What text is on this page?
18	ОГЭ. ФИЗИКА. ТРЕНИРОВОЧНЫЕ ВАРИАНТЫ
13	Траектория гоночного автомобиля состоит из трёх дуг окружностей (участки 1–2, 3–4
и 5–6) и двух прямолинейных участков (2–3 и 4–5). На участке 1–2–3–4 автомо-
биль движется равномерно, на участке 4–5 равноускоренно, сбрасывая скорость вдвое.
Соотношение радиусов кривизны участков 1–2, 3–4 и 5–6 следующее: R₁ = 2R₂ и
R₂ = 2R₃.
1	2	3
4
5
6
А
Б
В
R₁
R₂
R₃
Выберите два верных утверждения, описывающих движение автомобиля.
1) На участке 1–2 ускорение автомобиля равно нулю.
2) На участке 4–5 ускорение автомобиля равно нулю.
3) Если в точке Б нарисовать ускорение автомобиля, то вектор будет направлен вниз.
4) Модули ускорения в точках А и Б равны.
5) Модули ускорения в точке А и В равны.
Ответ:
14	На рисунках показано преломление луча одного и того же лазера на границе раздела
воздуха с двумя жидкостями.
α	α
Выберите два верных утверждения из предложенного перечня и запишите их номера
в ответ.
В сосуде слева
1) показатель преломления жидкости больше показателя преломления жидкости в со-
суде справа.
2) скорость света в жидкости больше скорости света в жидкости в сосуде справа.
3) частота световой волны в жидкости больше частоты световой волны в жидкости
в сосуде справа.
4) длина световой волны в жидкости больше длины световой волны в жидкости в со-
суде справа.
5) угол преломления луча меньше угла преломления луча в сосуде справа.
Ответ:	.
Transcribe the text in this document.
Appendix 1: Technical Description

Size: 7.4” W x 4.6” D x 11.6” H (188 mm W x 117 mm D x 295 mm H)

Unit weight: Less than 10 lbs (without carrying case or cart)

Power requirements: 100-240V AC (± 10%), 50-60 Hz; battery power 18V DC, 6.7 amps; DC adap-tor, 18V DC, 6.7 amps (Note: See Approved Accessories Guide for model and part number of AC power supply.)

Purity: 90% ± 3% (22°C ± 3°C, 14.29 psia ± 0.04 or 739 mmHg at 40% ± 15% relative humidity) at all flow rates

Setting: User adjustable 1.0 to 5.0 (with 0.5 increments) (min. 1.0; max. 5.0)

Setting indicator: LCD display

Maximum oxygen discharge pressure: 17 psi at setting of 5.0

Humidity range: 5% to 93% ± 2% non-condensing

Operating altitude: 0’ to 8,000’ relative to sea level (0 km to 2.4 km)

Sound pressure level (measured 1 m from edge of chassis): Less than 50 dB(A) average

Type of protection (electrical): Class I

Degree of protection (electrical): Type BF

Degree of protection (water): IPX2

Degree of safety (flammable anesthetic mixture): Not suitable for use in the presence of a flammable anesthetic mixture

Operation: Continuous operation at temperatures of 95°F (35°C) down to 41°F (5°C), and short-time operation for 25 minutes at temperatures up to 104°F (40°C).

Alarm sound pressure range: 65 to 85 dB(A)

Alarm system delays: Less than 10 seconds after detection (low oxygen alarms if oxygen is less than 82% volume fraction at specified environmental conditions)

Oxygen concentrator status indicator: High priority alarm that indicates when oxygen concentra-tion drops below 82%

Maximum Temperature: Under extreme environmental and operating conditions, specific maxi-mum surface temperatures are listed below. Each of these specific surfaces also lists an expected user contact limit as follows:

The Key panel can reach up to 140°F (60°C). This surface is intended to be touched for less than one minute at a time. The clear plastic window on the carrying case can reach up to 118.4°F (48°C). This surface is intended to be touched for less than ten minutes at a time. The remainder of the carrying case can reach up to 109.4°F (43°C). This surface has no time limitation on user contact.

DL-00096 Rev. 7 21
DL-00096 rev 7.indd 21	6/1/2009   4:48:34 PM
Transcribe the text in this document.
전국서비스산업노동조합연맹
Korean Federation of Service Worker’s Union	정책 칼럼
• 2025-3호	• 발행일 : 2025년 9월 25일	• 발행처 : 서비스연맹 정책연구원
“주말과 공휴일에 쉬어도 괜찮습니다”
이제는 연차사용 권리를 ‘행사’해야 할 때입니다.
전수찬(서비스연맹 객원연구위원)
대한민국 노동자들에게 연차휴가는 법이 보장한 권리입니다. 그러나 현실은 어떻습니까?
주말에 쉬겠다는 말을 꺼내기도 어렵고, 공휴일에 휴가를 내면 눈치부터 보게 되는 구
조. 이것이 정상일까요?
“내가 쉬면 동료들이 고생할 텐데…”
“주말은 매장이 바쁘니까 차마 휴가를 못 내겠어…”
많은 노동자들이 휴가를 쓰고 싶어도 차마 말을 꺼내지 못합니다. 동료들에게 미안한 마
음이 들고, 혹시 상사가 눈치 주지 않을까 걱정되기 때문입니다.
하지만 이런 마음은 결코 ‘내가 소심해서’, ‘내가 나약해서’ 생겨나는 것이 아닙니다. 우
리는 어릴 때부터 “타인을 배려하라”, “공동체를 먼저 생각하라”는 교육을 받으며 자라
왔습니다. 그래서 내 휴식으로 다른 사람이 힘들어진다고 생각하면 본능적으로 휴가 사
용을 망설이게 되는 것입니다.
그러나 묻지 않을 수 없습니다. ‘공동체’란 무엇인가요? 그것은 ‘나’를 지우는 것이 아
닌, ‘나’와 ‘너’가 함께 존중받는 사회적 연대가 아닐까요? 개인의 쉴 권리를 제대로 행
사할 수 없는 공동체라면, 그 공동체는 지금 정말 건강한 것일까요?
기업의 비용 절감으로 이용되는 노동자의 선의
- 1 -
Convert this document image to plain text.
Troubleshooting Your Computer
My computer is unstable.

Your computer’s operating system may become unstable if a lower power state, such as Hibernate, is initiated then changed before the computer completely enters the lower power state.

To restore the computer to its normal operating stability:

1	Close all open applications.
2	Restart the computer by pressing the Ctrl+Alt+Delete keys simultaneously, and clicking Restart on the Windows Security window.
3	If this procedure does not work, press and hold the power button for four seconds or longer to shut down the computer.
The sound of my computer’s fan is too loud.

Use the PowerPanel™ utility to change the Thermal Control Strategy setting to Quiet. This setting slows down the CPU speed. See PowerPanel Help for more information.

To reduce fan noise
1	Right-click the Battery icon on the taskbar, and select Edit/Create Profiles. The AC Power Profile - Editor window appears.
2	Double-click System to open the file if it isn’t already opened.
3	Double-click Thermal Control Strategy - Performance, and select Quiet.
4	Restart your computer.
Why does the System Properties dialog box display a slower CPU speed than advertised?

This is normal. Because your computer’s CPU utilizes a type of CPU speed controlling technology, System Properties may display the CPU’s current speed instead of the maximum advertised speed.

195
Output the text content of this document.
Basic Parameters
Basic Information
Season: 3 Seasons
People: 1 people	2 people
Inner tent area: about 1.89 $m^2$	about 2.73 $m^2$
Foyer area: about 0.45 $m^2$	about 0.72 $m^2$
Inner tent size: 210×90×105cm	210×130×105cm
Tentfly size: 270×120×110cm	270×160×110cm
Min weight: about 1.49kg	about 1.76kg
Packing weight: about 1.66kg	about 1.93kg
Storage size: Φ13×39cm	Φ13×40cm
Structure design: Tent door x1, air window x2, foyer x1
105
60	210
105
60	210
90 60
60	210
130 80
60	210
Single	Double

* YOUR TASK
Extract the complete data, matching each line exactly.

* TASK RESPONSE
What text is on this page?
18	ОГЭ. ФИЗИКА. ТРЕНИРОВОЧНЫЕ ВАРИАНТЫ
13	Траектория гоночного автомобиля состоит из трёх дуг окружностей (участки 1–2, 3–4
и 5–6) и двух прямолинейных участков (2–3 и 4–5). На участке 1–2–3–4 автомо-
биль движется равномерно, на участке 4–5 равноускоренно, сбрасывая скорость вдвое.
Соотношение радиусов кривизны участков 1–2, 3–4 и 5–6 следующее: R₁ = 2R₂ и
R₂ = 2R₃.
1	2	3
4
5
6
А
Б
В
R₁
R₂
R₃
Выберите два верных утверждения, описывающих движение автомобиля.
1) На участке 1–2 ускорение автомобиля равно нулю.
2) На участке 4–5 ускорение автомобиля равно нулю.
3) Если в точке Б нарисовать ускорение автомобиля, то вектор будет направлен вниз.
4) Модули ускорения в точках А и Б равны.
5) Модули ускорения в точке А и В равны.
Ответ:
14	На рисунках показано преломление луча одного и того же лазера на границе раздела
воздуха с двумя жидкостями.
α	α
Выберите два верных утверждения из предложенного перечня и запишите их номера
в ответ.
В сосуде слева
1) показатель преломления жидкости больше показателя преломления жидкости в со-
суде справа.
2) скорость света в жидкости больше скорости света в жидкости в сосуде справа.
3) частота световой волны в жидкости больше частоты световой волны в жидкости
в сосуде справа.
4) длина световой волны в жидкости больше длины световой волны в жидкости в со-
суде справа.
5) угол преломления луча меньше угла преломления луча в сосуде справа.
Ответ:	.
Transcribe the text in this document.
Appendix 1: Technical Description

Size: 7.4” W x 4.6” D x 11.6” H (188 mm W x 117 mm D x 295 mm H)

Unit weight: Less than 10 lbs (without carrying case or cart)

Power requirements: 100-240V AC (± 10%), 50-60 Hz; battery power 18V DC, 6.7 amps; DC adap-tor, 18V DC, 6.7 amps (Note: See Approved Accessories Guide for model and part number of AC power supply.)

Purity: 90% ± 3% (22°C ± 3°C, 14.29 psia ± 0.04 or 739 mmHg at 40% ± 15% relative humidity) at all flow rates

Setting: User adjustable 1.0 to 5.0 (with 0.5 increments) (min. 1.0; max. 5.0)

Setting indicator: LCD display

Maximum oxygen discharge pressure: 17 psi at setting of 5.0

Humidity range: 5% to 93% ± 2% non-condensing

Operating altitude: 0’ to 8,000’ relative to sea level (0 km to 2.4 km)

Sound pressure level (measured 1 m from edge of chassis): Less than 50 dB(A) average

Type of protection (electrical): Class I

Degree of protection (electrical): Type BF

Degree of protection (water): IPX2

Degree of safety (flammable anesthetic mixture): Not suitable for use in the presence of a flammable anesthetic mixture

Operation: Continuous operation at temperatures of 95°F (35°C) down to 41°F (5°C), and short-time operation for 25 minutes at temperatures up to 104°F (40°C).

Alarm sound pressure range: 65 to 85 dB(A)

Alarm system delays: Less than 10 seconds after detection (low oxygen alarms if oxygen is less than 82% volume fraction at specified environmental conditions)

Oxygen concentrator status indicator: High priority alarm that indicates when oxygen concentra-tion drops below 82%

Maximum Temperature: Under extreme environmental and operating conditions, specific maxi-mum surface temperatures are listed below. Each of these specific surfaces also lists an expected user contact limit as follows:

The Key panel can reach up to 140°F (60°C). This surface is intended to be touched for less than one minute at a time. The clear plastic window on the carrying case can reach up to 118.4°F (48°C). This surface is intended to be touched for less than ten minutes at a time. The remainder of the carrying case can reach up to 109.4°F (43°C). This surface has no time limitation on user contact.

DL-00096 Rev. 7 21
DL-00096 rev 7.indd 21	6/1/2009   4:48:34 PM
Transcribe the text in this document.
전국서비스산업노동조합연맹
Korean Federation of Service Worker’s Union	정책 칼럼
• 2025-3호	• 발행일 : 2025년 9월 25일	• 발행처 : 서비스연맹 정책연구원
“주말과 공휴일에 쉬어도 괜찮습니다”
이제는 연차사용 권리를 ‘행사’해야 할 때입니다.
전수찬(서비스연맹 객원연구위원)
대한민국 노동자들에게 연차휴가는 법이 보장한 권리입니다. 그러나 현실은 어떻습니까?
주말에 쉬겠다는 말을 꺼내기도 어렵고, 공휴일에 휴가를 내면 눈치부터 보게 되는 구
조. 이것이 정상일까요?
“내가 쉬면 동료들이 고생할 텐데…”
“주말은 매장이 바쁘니까 차마 휴가를 못 내겠어…”
많은 노동자들이 휴가를 쓰고 싶어도 차마 말을 꺼내지 못합니다. 동료들에게 미안한 마
음이 들고, 혹시 상사가 눈치 주지 않을까 걱정되기 때문입니다.
하지만 이런 마음은 결코 ‘내가 소심해서’, ‘내가 나약해서’ 생겨나는 것이 아닙니다. 우
리는 어릴 때부터 “타인을 배려하라”, “공동체를 먼저 생각하라”는 교육을 받으며 자라
왔습니다. 그래서 내 휴식으로 다른 사람이 힘들어진다고 생각하면 본능적으로 휴가 사
용을 망설이게 되는 것입니다.
그러나 묻지 않을 수 없습니다. ‘공동체’란 무엇인가요? 그것은 ‘나’를 지우는 것이 아
닌, ‘나’와 ‘너’가 함께 존중받는 사회적 연대가 아닐까요? 개인의 쉴 권리를 제대로 행
사할 수 없는 공동체라면, 그 공동체는 지금 정말 건강한 것일까요?
기업의 비용 절감으로 이용되는 노동자의 선의
- 1 -
Convert this document image to plain text.
Troubleshooting Your Computer
My computer is unstable.

Your computer’s operating system may become unstable if a lower power state, such as Hibernate, is initiated then changed before the computer completely enters the lower power state.

To restore the computer to its normal operating stability:

1	Close all open applications.
2	Restart the computer by pressing the Ctrl+Alt+Delete keys simultaneously, and clicking Restart on the Windows Security window.
3	If this procedure does not work, press and hold the power button for four seconds or longer to shut down the computer.
The sound of my computer’s fan is too loud.

Use the PowerPanel™ utility to change the Thermal Control Strategy setting to Quiet. This setting slows down the CPU speed. See PowerPanel Help for more information.

To reduce fan noise
1	Right-click the Battery icon on the taskbar, and select Edit/Create Profiles. The AC Power Profile - Editor window appears.
2	Double-click System to open the file if it isn’t already opened.
3	Double-click Thermal Control Strategy - Performance, and select Quiet.
4	Restart your computer.
Why does the System Properties dialog box display a slower CPU speed than advertised?

This is normal. Because your computer’s CPU utilizes a type of CPU speed controlling technology, System Properties may display the CPU’s current speed instead of the maximum advertised speed.

195
Output the text content of this document.
Basic Parameters
Basic Information
Season: 3 Seasons
People: 1 people	2 people
Inner tent area: about 1.89 $m^2$	about 2.73 $m^2$
Foyer area: about 0.45 $m^2$	about 0.72 $m^2$
Inner tent size: 210×90×105cm	210×130×105cm
Tentfly size: 270×120×110cm	270×160×110cm
Min weight: about 1.49kg	about 1.76kg
Packing weight: about 1.66kg	about 1.93kg
Storage size: Φ13×39cm	Φ13×40cm
Structure design: Tent door x1, air window x2, foyer x1
105
60	210
105
60	210
90 60
60	210
130 80
60	210
Single	Double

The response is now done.